# [WHAT TO WORK ON]
Copy each line that holds "обеспечивать".

[Start EXTRACTED MATERIAL]

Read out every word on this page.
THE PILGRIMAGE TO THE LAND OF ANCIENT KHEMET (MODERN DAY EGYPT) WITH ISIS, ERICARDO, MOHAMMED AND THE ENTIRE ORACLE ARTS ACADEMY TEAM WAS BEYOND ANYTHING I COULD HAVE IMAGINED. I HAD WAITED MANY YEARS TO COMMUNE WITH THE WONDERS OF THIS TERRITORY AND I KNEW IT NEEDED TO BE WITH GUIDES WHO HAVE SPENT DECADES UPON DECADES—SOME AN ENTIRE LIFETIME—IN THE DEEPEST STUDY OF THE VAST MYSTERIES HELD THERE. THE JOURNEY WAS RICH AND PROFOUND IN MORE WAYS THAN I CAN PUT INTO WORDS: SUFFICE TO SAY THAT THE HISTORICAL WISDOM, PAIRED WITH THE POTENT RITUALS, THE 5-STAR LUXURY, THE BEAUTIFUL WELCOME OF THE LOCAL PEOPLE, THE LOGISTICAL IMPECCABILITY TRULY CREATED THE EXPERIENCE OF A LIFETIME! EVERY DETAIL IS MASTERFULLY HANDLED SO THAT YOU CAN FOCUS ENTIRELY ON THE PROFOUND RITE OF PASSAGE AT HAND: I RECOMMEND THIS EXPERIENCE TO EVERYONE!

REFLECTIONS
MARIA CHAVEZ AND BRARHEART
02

[End EXTRACTED MATERIAL]
[Start EXTRACTED MATERIAL]

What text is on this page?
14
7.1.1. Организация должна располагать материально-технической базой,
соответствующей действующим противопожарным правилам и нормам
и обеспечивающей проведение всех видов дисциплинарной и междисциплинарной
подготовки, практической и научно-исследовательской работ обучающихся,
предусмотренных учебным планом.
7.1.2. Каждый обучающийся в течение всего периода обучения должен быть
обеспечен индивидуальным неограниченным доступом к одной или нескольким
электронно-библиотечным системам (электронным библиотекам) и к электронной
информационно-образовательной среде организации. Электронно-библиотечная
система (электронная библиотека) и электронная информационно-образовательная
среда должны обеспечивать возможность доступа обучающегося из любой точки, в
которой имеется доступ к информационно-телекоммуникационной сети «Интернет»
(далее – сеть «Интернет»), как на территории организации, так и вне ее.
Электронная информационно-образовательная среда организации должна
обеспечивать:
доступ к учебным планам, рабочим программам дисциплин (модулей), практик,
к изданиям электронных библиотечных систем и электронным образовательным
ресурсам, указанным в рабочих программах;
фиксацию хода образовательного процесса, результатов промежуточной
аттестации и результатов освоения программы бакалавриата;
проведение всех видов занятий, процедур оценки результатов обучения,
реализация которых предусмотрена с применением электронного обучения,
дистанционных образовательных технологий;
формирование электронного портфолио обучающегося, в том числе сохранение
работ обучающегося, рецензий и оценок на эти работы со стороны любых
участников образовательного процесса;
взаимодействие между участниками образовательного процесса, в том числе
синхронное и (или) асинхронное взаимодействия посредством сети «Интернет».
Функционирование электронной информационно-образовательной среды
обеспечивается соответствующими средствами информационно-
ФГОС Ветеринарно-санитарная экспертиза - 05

[End EXTRACTED MATERIAL]

# [WRITTEN ANSWER]
среда должны обеспечивать возможность доступа обучающегося из любой точки, в
обеспечивать:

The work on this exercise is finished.